▶ **PASSAGE PROVIDED**:
The most imminent crisis is that the Appeal Body – the final arbiter on trade disputes – faces imminent seizure. It’s down to three judges, the minimum for a quorum, because the United States (US) is blocking new appointments, believing the Appeal Body is overreaching itself.

If the Appeal Body stops, so will the dispute settlement system and therefore also, effectively, the rules-based global trade order. Then it would be every man for himself, “the law of the jungle” as European Union (EU) ambassador to the WTO Marc Vanheukelen put it this week. This raised the spectre of the world returning to the economic chaos of the Great Depression which paved the way to World War II.

The rules-based system has started to unravel with a trade war simmering between the US and China over unilateral import tariffs, prompting other countries to ignore the WTO and also impose their own tariffs unilaterally.

The organisation had become rather moribund before these new crises anyway. In the 23 years since the Uruguay Round of negotiations ended with the creation of the WTO itself, there has been only one major multilateral trade deal, the Trade Facilitation Agreement of 2015. But there’s been no agreement at all on the essence of the organisation’s work, which is negotiating rules to deepen trade liberalisation.

The so-called Doha Development Round, which is supposed to negotiate such new trade rules, has been stalled since 2001 by fundamental differences, many of them between developed and developing countries, on issues such as agricultural subsidies and industrial market access.

Most developed countries believe Doha has run its full course. Developing countries believe it is still alive and have accused developed countries of bad faith in abandoning it, as Edwini Kessie, the organisation’s head of agriculture and commodities, pointed out at a seminar in Johannesburg last month.

Developed countries say they are prepared to continue negotiating the Doha issues. But Vanheukelen says they can’t see any reason to expect a breakthrough after over 15 years of different factions presenting the same arguments. Developed countries also believe the Doha Round doesn’t reflect current global economic realities. Three out of the top 10 economies in the world – China, India and Brazil – are now developing countries.

As Vanheukelen complains, in the WTO any country can define itself as developing. So South Korea, Singapore, Taiwan and Hong Kong have done so. That imposes lighter obligations on them than on developed countries.

▶ **WRITTEN REQUEST 1**: According to the passage on the WTO, why does the Appeal Body face imminent seizure?
▶ **WRITTEN REQUEST 2**: Rewrite the passage on the WTO from "Developed countries say" up to and including "on developed countries.", swapping every "developing" for "emerging".

▶ **PROVIDED MATERIAL**:

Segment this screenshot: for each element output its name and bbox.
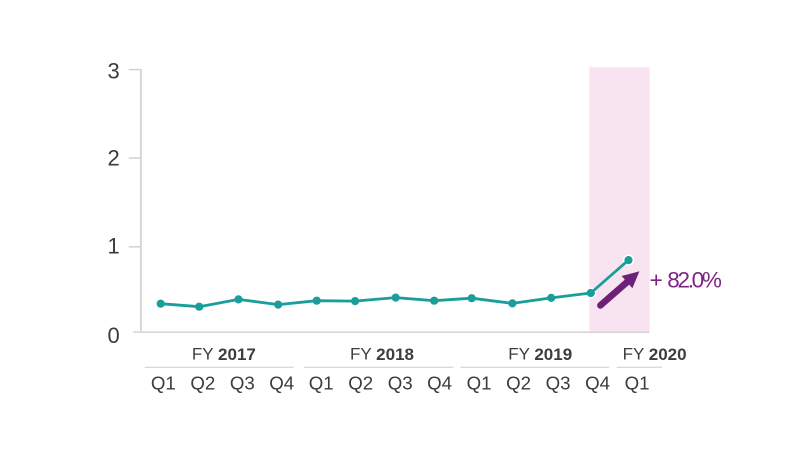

▶ **EXERCISE RESPONSE 1**: The Appeal Body is down to three judges, which is the minimum needed for a quorum. This is because the United States is blocking new appointments, believing the Appeal Body is overreaching itself.

▶ **EXERCISE RESPONSE 2**:
Developed countries say they are prepared to continue negotiating the Doha issues. But Vanheukelen says they can’t see any reason to expect a breakthrough after over 15 years of different factions presenting the same arguments. Developed countries also believe the Doha Round doesn’t reflect current global economic realities. Three out of the top 10 economies in the world – China, India and Brazil – are now emerging countries.

As Vanheukelen complains, in the WTO any country can define itself as emerging. So South Korea, Singapore, Taiwan and Hong Kong have done so. That imposes lighter obligations on them than on developed countries.